The problem: Each line of the material must be returned exactly.

— Begin Extracted information —

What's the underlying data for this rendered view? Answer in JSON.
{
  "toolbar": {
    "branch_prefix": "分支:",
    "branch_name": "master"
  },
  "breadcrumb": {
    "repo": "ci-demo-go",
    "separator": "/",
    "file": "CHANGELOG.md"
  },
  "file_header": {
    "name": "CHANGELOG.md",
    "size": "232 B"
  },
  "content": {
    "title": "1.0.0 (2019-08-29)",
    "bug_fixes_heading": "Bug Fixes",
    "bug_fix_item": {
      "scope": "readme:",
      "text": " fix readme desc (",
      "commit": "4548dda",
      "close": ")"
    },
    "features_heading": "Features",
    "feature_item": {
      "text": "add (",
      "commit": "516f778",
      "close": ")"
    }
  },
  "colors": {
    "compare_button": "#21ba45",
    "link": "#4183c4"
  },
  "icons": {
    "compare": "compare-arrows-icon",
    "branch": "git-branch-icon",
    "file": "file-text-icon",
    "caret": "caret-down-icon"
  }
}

— End Extracted information —

Correct result:
What's the underlying data for this rendered view? Answer in JSON.
{
  "toolbar": {
    "branch_prefix": "分支:",
    "branch_name": "master"
  },
  "breadcrumb": {
    "repo": "ci-demo-go",
    "separator": "/",
    "file": "CHANGELOG.md"
  },
  "file_header": {
    "name": "CHANGELOG.md",
    "size": "232 B"
  },
  "content": {
    "title": "1.0.0 (2019-08-29)",
    "bug_fixes_heading": "Bug Fixes",
    "bug_fix_item": {
      "scope": "readme:",
      "text": " fix readme desc (",
      "commit": "4548dda",
      "close": ")"
    },
    "features_heading": "Features",
    "feature_item": {
      "text": "add (",
      "commit": "516f778",
      "close": ")"
    }
  },
  "colors": {
    "compare_button": "#21ba45",
    "link": "#4183c4"
  },
  "icons": {
    "compare": "compare-arrows-icon",
    "branch": "git-branch-icon",
    "file": "file-text-icon",
    "caret": "caret-down-icon"
  }
}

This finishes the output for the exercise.